> **Record set**
::::::

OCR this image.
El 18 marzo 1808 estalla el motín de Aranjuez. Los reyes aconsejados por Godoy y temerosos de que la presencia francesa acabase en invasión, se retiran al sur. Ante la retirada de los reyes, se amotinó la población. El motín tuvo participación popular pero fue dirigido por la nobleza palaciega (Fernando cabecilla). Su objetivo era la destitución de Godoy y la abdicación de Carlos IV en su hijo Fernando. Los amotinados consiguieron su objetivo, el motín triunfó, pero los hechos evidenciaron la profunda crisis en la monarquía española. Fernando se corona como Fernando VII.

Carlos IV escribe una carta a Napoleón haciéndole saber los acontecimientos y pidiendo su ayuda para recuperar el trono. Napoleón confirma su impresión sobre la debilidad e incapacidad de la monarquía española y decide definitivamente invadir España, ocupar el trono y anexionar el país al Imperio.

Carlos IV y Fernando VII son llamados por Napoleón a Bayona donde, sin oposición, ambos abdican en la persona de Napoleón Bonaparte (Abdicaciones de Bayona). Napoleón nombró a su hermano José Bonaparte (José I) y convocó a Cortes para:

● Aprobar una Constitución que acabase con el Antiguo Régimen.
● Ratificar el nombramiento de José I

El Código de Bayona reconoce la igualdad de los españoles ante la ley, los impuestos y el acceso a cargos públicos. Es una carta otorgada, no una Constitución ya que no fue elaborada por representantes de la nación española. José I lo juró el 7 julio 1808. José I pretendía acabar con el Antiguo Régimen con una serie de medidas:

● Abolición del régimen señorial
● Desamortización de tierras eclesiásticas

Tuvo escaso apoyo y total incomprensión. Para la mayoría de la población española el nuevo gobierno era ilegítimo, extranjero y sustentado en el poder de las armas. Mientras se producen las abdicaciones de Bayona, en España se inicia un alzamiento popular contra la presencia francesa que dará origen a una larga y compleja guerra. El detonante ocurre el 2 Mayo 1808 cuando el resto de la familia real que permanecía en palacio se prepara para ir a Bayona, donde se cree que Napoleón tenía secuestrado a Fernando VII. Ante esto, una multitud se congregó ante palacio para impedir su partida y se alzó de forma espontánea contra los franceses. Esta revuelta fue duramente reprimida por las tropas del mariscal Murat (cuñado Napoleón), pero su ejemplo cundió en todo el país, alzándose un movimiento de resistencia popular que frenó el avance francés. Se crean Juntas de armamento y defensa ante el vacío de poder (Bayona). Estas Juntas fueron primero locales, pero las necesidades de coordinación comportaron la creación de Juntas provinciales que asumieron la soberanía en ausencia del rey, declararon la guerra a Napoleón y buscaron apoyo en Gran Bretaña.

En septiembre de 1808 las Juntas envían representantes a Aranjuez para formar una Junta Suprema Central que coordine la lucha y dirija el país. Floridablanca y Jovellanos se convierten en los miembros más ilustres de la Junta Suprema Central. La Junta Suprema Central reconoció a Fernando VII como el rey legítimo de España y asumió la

::::::

> **Instructions to follow**
Print the complete listing again, exactly as it stands.

> **Task response**
OCR this image.
El 18 marzo 1808 estalla el motín de Aranjuez. Los reyes aconsejados por Godoy y temerosos de que la presencia francesa acabase en invasión, se retiran al sur. Ante la retirada de los reyes, se amotinó la población. El motín tuvo participación popular pero fue dirigido por la nobleza palaciega (Fernando cabecilla). Su objetivo era la destitución de Godoy y la abdicación de Carlos IV en su hijo Fernando. Los amotinados consiguieron su objetivo, el motín triunfó, pero los hechos evidenciaron la profunda crisis en la monarquía española. Fernando se corona como Fernando VII.

Carlos IV escribe una carta a Napoleón haciéndole saber los acontecimientos y pidiendo su ayuda para recuperar el trono. Napoleón confirma su impresión sobre la debilidad e incapacidad de la monarquía española y decide definitivamente invadir España, ocupar el trono y anexionar el país al Imperio.

Carlos IV y Fernando VII son llamados por Napoleón a Bayona donde, sin oposición, ambos abdican en la persona de Napoleón Bonaparte (Abdicaciones de Bayona). Napoleón nombró a su hermano José Bonaparte (José I) y convocó a Cortes para:

● Aprobar una Constitución que acabase con el Antiguo Régimen.
● Ratificar el nombramiento de José I

El Código de Bayona reconoce la igualdad de los españoles ante la ley, los impuestos y el acceso a cargos públicos. Es una carta otorgada, no una Constitución ya que no fue elaborada por representantes de la nación española. José I lo juró el 7 julio 1808. José I pretendía acabar con el Antiguo Régimen con una serie de medidas:

● Abolición del régimen señorial
● Desamortización de tierras eclesiásticas

Tuvo escaso apoyo y total incomprensión. Para la mayoría de la población española el nuevo gobierno era ilegítimo, extranjero y sustentado en el poder de las armas. Mientras se producen las abdicaciones de Bayona, en España se inicia un alzamiento popular contra la presencia francesa que dará origen a una larga y compleja guerra. El detonante ocurre el 2 Mayo 1808 cuando el resto de la familia real que permanecía en palacio se prepara para ir a Bayona, donde se cree que Napoleón tenía secuestrado a Fernando VII. Ante esto, una multitud se congregó ante palacio para impedir su partida y se alzó de forma espontánea contra los franceses. Esta revuelta fue duramente reprimida por las tropas del mariscal Murat (cuñado Napoleón), pero su ejemplo cundió en todo el país, alzándose un movimiento de resistencia popular que frenó el avance francés. Se crean Juntas de armamento y defensa ante el vacío de poder (Bayona). Estas Juntas fueron primero locales, pero las necesidades de coordinación comportaron la creación de Juntas provinciales que asumieron la soberanía en ausencia del rey, declararon la guerra a Napoleón y buscaron apoyo en Gran Bretaña.

En septiembre de 1808 las Juntas envían representantes a Aranjuez para formar una Junta Suprema Central que coordine la lucha y dirija el país. Floridablanca y Jovellanos se convierten en los miembros más ilustres de la Junta Suprema Central. La Junta Suprema Central reconoció a Fernando VII como el rey legítimo de España y asumió la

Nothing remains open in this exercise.